#### Given records:
# # # #

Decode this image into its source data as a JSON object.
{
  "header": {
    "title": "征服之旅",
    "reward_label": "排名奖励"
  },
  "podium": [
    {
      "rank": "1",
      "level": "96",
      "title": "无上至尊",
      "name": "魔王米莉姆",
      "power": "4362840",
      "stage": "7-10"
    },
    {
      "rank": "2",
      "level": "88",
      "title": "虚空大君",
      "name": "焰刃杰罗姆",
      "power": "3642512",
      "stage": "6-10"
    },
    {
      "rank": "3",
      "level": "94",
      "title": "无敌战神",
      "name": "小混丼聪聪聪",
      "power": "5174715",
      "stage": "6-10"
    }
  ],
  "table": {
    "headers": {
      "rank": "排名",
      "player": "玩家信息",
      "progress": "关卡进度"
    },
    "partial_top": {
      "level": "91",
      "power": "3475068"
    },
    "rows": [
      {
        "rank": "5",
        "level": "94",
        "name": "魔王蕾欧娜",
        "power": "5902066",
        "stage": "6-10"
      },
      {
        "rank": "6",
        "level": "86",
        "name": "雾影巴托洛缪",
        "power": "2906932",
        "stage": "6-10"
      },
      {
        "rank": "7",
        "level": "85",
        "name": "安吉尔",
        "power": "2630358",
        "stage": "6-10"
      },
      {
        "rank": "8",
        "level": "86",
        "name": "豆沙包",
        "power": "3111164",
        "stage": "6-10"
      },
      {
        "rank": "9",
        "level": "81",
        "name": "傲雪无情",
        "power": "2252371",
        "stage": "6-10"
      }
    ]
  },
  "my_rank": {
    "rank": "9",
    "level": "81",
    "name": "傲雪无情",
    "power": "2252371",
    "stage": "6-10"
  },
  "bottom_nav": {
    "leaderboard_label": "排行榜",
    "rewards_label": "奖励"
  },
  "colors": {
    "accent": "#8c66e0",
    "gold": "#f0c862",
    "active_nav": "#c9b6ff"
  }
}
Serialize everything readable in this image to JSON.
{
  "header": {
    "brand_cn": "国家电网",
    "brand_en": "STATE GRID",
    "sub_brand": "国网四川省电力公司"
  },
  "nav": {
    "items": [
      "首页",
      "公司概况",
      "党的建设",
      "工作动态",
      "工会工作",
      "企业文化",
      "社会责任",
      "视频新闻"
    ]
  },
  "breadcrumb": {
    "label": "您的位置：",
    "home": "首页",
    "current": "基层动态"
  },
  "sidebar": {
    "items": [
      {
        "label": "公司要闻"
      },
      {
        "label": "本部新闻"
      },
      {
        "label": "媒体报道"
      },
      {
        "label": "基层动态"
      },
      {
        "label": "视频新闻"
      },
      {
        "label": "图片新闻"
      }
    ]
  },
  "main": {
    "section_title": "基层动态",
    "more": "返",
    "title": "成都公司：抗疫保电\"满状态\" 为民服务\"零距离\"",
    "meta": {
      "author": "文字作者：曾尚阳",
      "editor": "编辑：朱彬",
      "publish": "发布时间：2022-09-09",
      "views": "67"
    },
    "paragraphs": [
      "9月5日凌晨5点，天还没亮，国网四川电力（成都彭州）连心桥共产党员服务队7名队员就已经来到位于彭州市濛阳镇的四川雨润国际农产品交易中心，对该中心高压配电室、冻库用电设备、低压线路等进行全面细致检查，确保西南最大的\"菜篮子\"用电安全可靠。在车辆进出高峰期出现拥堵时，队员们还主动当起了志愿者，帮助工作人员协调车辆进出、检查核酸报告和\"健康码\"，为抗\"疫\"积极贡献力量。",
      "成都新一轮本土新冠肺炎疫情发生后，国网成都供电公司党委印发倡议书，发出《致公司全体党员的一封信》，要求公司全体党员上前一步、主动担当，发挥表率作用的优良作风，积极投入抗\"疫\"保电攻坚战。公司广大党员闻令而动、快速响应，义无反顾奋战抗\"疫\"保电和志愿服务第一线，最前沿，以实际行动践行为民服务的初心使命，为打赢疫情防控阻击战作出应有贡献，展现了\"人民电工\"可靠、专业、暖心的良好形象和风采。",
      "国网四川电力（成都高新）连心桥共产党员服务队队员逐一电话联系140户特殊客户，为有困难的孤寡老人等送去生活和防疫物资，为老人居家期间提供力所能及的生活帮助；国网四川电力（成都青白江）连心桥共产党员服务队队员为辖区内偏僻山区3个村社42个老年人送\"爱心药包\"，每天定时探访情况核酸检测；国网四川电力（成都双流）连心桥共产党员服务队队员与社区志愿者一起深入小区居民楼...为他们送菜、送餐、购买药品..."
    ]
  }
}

# # # #

#### Task goal:
Repeat the data above exactly.

#### Full answer:
Decode this image into its source data as a JSON object.
{
  "header": {
    "title": "征服之旅",
    "reward_label": "排名奖励"
  },
  "podium": [
    {
      "rank": "1",
      "level": "96",
      "title": "无上至尊",
      "name": "魔王米莉姆",
      "power": "4362840",
      "stage": "7-10"
    },
    {
      "rank": "2",
      "level": "88",
      "title": "虚空大君",
      "name": "焰刃杰罗姆",
      "power": "3642512",
      "stage": "6-10"
    },
    {
      "rank": "3",
      "level": "94",
      "title": "无敌战神",
      "name": "小混丼聪聪聪",
      "power": "5174715",
      "stage": "6-10"
    }
  ],
  "table": {
    "headers": {
      "rank": "排名",
      "player": "玩家信息",
      "progress": "关卡进度"
    },
    "partial_top": {
      "level": "91",
      "power": "3475068"
    },
    "rows": [
      {
        "rank": "5",
        "level": "94",
        "name": "魔王蕾欧娜",
        "power": "5902066",
        "stage": "6-10"
      },
      {
        "rank": "6",
        "level": "86",
        "name": "雾影巴托洛缪",
        "power": "2906932",
        "stage": "6-10"
      },
      {
        "rank": "7",
        "level": "85",
        "name": "安吉尔",
        "power": "2630358",
        "stage": "6-10"
      },
      {
        "rank": "8",
        "level": "86",
        "name": "豆沙包",
        "power": "3111164",
        "stage": "6-10"
      },
      {
        "rank": "9",
        "level": "81",
        "name": "傲雪无情",
        "power": "2252371",
        "stage": "6-10"
      }
    ]
  },
  "my_rank": {
    "rank": "9",
    "level": "81",
    "name": "傲雪无情",
    "power": "2252371",
    "stage": "6-10"
  },
  "bottom_nav": {
    "leaderboard_label": "排行榜",
    "rewards_label": "奖励"
  },
  "colors": {
    "accent": "#8c66e0",
    "gold": "#f0c862",
    "active_nav": "#c9b6ff"
  }
}
Serialize everything readable in this image to JSON.
{
  "header": {
    "brand_cn": "国家电网",
    "brand_en": "STATE GRID",
    "sub_brand": "国网四川省电力公司"
  },
  "nav": {
    "items": [
      "首页",
      "公司概况",
      "党的建设",
      "工作动态",
      "工会工作",
      "企业文化",
      "社会责任",
      "视频新闻"
    ]
  },
  "breadcrumb": {
    "label": "您的位置：",
    "home": "首页",
    "current": "基层动态"
  },
  "sidebar": {
    "items": [
      {
        "label": "公司要闻"
      },
      {
        "label": "本部新闻"
      },
      {
        "label": "媒体报道"
      },
      {
        "label": "基层动态"
      },
      {
        "label": "视频新闻"
      },
      {
        "label": "图片新闻"
      }
    ]
  },
  "main": {
    "section_title": "基层动态",
    "more": "返",
    "title": "成都公司：抗疫保电\"满状态\" 为民服务\"零距离\"",
    "meta": {
      "author": "文字作者：曾尚阳",
      "editor": "编辑：朱彬",
      "publish": "发布时间：2022-09-09",
      "views": "67"
    },
    "paragraphs": [
      "9月5日凌晨5点，天还没亮，国网四川电力（成都彭州）连心桥共产党员服务队7名队员就已经来到位于彭州市濛阳镇的四川雨润国际农产品交易中心，对该中心高压配电室、冻库用电设备、低压线路等进行全面细致检查，确保西南最大的\"菜篮子\"用电安全可靠。在车辆进出高峰期出现拥堵时，队员们还主动当起了志愿者，帮助工作人员协调车辆进出、检查核酸报告和\"健康码\"，为抗\"疫\"积极贡献力量。",
      "成都新一轮本土新冠肺炎疫情发生后，国网成都供电公司党委印发倡议书，发出《致公司全体党员的一封信》，要求公司全体党员上前一步、主动担当，发挥表率作用的优良作风，积极投入抗\"疫\"保电攻坚战。公司广大党员闻令而动、快速响应，义无反顾奋战抗\"疫\"保电和志愿服务第一线，最前沿，以实际行动践行为民服务的初心使命，为打赢疫情防控阻击战作出应有贡献，展现了\"人民电工\"可靠、专业、暖心的良好形象和风采。",
      "国网四川电力（成都高新）连心桥共产党员服务队队员逐一电话联系140户特殊客户，为有困难的孤寡老人等送去生活和防疫物资，为老人居家期间提供力所能及的生活帮助；国网四川电力（成都青白江）连心桥共产党员服务队队员为辖区内偏僻山区3个村社42个老年人送\"爱心药包\"，每天定时探访情况核酸检测；国网四川电力（成都双流）连心桥共产党员服务队队员与社区志愿者一起深入小区居民楼...为他们送菜、送餐、购买药品..."
    ]
  }
}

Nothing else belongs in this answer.